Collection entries

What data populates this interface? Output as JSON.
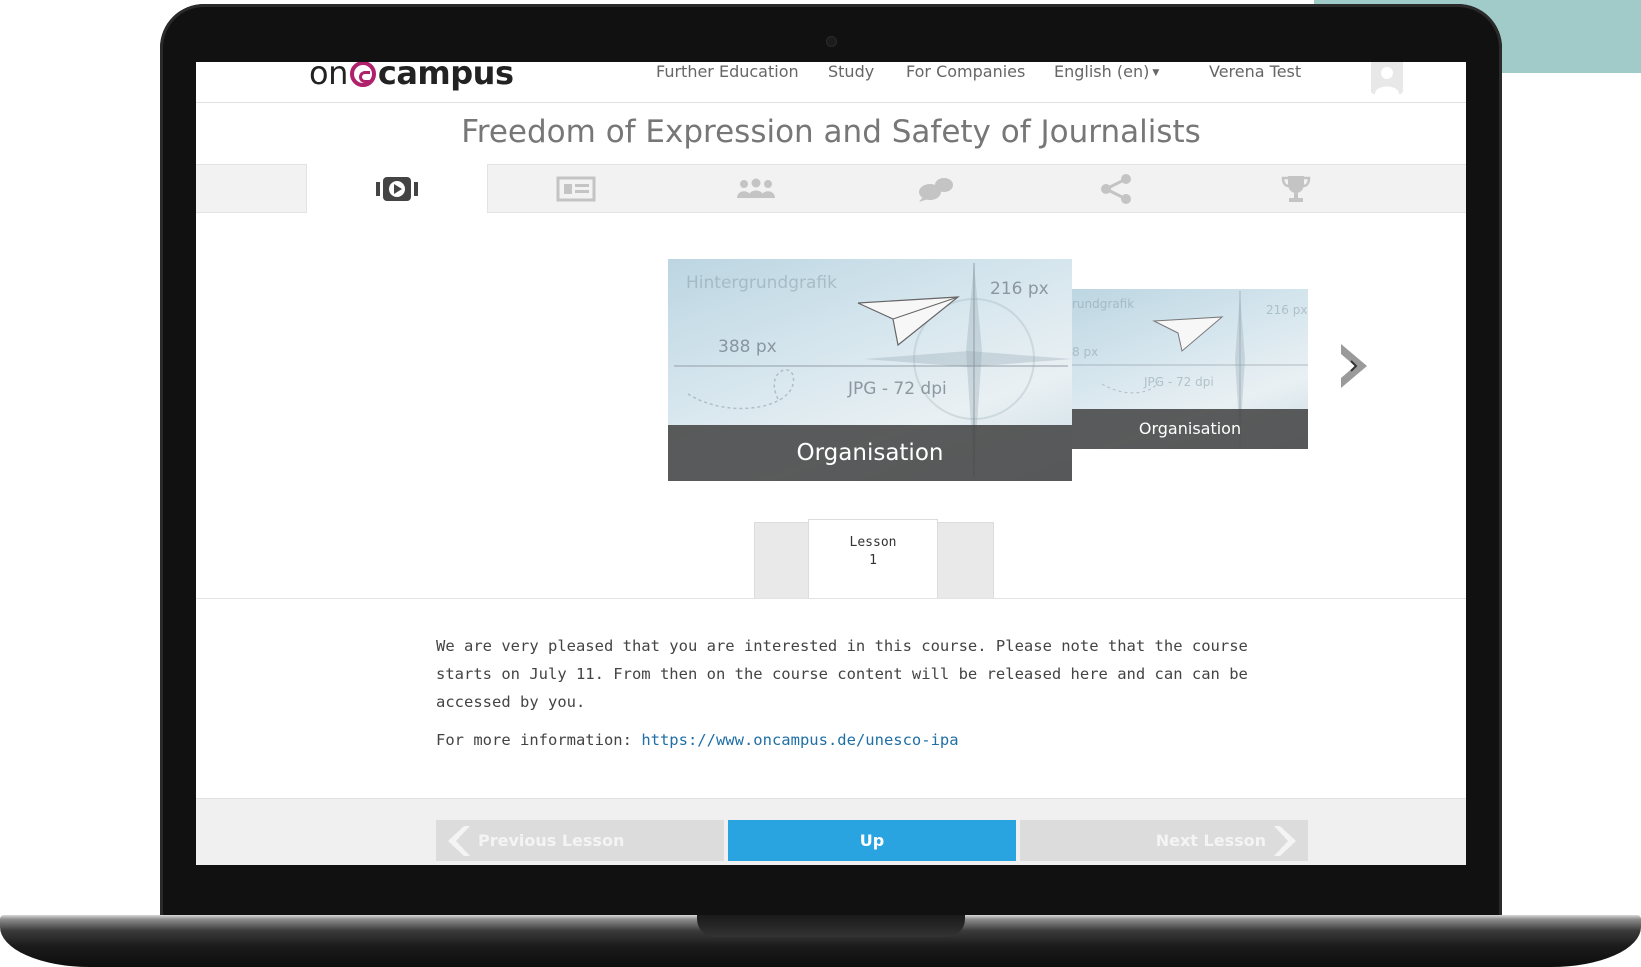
{
  "brand": {
    "logo_left": "on",
    "logo_right": "campus",
    "accent": "#b0216b"
  },
  "nav": {
    "items": [
      {
        "label": "Further Education"
      },
      {
        "label": "Study"
      },
      {
        "label": "For Companies"
      },
      {
        "label": "English (en)"
      }
    ],
    "user": "Verena Test"
  },
  "course": {
    "title": "Freedom of Expression and Safety of Journalists"
  },
  "tabs": [
    {
      "icon": "video-icon",
      "active": true
    },
    {
      "icon": "news-icon",
      "active": false
    },
    {
      "icon": "people-icon",
      "active": false
    },
    {
      "icon": "chat-icon",
      "active": false
    },
    {
      "icon": "share-icon",
      "active": false
    },
    {
      "icon": "trophy-icon",
      "active": false
    }
  ],
  "slider": {
    "main": {
      "caption": "Organisation",
      "watermark_title": "Hintergrundgrafik",
      "watermark_width": "388 px",
      "watermark_height": "216 px",
      "watermark_format": "JPG - 72 dpi"
    },
    "side": {
      "caption": "Organisation",
      "watermark_title": "rundgrafik",
      "watermark_width": "8 px",
      "watermark_height": "216 px",
      "watermark_format": "JPG - 72 dpi"
    }
  },
  "lesson": {
    "label": "Lesson",
    "number": "1"
  },
  "content": {
    "paragraph1": "We are very pleased that you are interested in this course. Please note that the course starts on July 11. From then on the course content will be released here and can can be accessed by you.",
    "more_info_label": "For more information: ",
    "more_info_link": "https://www.oncampus.de/unesco-ipa"
  },
  "footer": {
    "prev": "Previous Lesson",
    "up": "Up",
    "next": "Next Lesson",
    "up_color": "#2aa4e0"
  }
}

» WHAT YOU ARE ASKED TO DO: Transcribe every record above exactly as written, leaving out any pictures.

» TASK RESULT:
What data populates this interface? Output as JSON.
{
  "brand": {
    "logo_left": "on",
    "logo_right": "campus",
    "accent": "#b0216b"
  },
  "nav": {
    "items": [
      {
        "label": "Further Education"
      },
      {
        "label": "Study"
      },
      {
        "label": "For Companies"
      },
      {
        "label": "English (en)"
      }
    ],
    "user": "Verena Test"
  },
  "course": {
    "title": "Freedom of Expression and Safety of Journalists"
  },
  "tabs": [
    {
      "icon": "video-icon",
      "active": true
    },
    {
      "icon": "news-icon",
      "active": false
    },
    {
      "icon": "people-icon",
      "active": false
    },
    {
      "icon": "chat-icon",
      "active": false
    },
    {
      "icon": "share-icon",
      "active": false
    },
    {
      "icon": "trophy-icon",
      "active": false
    }
  ],
  "slider": {
    "main": {
      "caption": "Organisation",
      "watermark_title": "Hintergrundgrafik",
      "watermark_width": "388 px",
      "watermark_height": "216 px",
      "watermark_format": "JPG - 72 dpi"
    },
    "side": {
      "caption": "Organisation",
      "watermark_title": "rundgrafik",
      "watermark_width": "8 px",
      "watermark_height": "216 px",
      "watermark_format": "JPG - 72 dpi"
    }
  },
  "lesson": {
    "label": "Lesson",
    "number": "1"
  },
  "content": {
    "paragraph1": "We are very pleased that you are interested in this course. Please note that the course starts on July 11. From then on the course content will be released here and can can be accessed by you.",
    "more_info_label": "For more information: ",
    "more_info_link": "https://www.oncampus.de/unesco-ipa"
  },
  "footer": {
    "prev": "Previous Lesson",
    "up": "Up",
    "next": "Next Lesson",
    "up_color": "#2aa4e0"
  }
}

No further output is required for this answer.